[Saved entries]
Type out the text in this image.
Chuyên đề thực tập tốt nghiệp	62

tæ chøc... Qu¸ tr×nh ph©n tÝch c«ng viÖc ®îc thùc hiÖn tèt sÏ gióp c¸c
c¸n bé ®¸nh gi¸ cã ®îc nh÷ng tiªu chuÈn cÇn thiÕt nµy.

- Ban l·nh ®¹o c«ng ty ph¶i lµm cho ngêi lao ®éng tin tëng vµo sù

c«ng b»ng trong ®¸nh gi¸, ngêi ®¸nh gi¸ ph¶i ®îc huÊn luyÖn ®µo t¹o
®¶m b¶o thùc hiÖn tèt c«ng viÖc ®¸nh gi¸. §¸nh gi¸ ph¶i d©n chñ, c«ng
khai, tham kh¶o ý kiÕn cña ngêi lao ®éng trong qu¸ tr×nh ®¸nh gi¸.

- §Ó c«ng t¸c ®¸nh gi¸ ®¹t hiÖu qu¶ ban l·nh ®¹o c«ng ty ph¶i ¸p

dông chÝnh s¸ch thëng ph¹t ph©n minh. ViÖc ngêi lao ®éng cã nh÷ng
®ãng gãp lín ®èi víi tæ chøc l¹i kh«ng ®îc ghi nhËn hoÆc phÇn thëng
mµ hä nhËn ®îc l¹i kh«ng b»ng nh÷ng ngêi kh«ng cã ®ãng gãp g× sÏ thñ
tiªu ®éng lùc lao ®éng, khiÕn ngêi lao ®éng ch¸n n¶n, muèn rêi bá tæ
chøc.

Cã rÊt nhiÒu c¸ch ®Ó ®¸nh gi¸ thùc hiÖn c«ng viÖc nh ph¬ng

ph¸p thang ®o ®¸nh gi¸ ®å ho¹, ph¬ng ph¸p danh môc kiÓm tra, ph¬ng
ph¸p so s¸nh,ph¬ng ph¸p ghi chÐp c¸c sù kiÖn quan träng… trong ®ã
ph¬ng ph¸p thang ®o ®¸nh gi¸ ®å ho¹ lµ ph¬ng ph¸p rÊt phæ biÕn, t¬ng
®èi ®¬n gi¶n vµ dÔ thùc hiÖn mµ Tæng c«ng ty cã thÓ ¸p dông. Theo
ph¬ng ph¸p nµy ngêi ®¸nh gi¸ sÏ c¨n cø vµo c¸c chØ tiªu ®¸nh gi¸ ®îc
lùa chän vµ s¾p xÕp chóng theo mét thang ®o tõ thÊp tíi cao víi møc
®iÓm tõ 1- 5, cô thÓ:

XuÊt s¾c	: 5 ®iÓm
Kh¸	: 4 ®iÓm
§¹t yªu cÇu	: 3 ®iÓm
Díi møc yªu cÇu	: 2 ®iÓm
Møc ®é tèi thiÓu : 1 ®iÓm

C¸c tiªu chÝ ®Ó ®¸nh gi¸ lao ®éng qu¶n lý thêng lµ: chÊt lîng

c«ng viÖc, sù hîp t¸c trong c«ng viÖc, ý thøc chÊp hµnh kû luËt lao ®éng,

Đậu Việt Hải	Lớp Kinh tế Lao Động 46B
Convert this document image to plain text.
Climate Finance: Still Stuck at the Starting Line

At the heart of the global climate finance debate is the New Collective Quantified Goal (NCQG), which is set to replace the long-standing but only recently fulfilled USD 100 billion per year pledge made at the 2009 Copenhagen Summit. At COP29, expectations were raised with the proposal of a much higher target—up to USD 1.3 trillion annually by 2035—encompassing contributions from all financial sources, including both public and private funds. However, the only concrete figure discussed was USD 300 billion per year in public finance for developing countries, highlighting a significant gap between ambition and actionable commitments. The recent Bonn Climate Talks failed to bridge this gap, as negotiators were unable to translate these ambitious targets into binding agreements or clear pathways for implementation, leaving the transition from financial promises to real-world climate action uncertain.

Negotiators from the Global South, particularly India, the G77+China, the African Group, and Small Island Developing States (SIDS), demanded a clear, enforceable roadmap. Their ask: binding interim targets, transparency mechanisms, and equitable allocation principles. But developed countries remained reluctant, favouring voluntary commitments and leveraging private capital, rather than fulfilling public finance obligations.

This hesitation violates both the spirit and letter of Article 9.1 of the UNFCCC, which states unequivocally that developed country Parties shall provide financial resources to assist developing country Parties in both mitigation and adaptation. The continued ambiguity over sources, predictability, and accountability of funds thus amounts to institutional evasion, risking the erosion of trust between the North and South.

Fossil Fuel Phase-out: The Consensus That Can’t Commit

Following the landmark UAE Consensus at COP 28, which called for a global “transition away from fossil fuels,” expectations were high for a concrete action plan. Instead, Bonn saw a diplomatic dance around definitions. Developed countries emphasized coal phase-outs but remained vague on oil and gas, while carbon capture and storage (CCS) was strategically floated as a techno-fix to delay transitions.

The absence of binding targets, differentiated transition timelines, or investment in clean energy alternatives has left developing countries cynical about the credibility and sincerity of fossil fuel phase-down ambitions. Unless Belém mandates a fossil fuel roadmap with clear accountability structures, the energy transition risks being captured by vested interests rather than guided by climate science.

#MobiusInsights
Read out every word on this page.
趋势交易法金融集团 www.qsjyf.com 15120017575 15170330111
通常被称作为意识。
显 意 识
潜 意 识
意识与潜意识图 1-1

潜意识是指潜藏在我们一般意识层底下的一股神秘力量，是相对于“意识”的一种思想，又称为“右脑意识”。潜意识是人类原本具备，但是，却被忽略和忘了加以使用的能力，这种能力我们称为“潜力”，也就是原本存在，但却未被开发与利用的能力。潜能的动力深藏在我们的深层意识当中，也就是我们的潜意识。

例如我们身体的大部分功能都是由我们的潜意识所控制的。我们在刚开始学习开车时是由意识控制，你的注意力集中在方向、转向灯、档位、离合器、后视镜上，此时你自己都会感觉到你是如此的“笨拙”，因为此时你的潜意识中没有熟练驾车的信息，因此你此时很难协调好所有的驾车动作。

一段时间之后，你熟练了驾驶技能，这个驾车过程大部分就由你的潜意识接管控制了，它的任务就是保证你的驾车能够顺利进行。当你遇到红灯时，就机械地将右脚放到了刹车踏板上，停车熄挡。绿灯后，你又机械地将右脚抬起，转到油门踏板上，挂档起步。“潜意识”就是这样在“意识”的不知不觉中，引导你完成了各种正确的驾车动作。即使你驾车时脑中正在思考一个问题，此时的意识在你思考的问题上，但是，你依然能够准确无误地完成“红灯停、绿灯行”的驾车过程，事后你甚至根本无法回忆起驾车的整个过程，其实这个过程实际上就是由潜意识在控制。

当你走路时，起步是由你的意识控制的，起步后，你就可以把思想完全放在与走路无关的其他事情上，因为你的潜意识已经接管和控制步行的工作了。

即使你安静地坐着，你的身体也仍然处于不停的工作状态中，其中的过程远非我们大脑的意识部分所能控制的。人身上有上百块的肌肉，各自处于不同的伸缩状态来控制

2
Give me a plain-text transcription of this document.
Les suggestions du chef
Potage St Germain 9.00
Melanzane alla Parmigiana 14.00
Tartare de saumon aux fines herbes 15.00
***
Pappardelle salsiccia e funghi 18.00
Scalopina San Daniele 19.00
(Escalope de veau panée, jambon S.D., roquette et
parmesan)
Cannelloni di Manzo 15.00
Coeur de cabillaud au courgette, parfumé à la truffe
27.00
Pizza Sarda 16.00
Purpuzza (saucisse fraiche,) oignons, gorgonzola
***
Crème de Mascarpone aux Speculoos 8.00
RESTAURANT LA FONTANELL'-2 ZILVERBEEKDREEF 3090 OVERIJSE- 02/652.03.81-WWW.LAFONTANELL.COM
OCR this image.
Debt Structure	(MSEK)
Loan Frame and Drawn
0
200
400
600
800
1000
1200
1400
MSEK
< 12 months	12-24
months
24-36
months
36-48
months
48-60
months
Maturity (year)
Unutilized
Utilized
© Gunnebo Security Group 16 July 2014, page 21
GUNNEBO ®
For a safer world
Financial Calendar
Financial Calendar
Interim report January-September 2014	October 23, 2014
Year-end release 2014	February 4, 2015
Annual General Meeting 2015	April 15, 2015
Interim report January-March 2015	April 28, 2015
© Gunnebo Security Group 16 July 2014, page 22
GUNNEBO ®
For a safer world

GOAL
Filter the records above for lines containing the word "page", and copy those lines.

ANSWER TO THIS EXERCISE
Read out every word on this page.
© Gunnebo Security Group 16 July 2014, page 21
© Gunnebo Security Group 16 July 2014, page 22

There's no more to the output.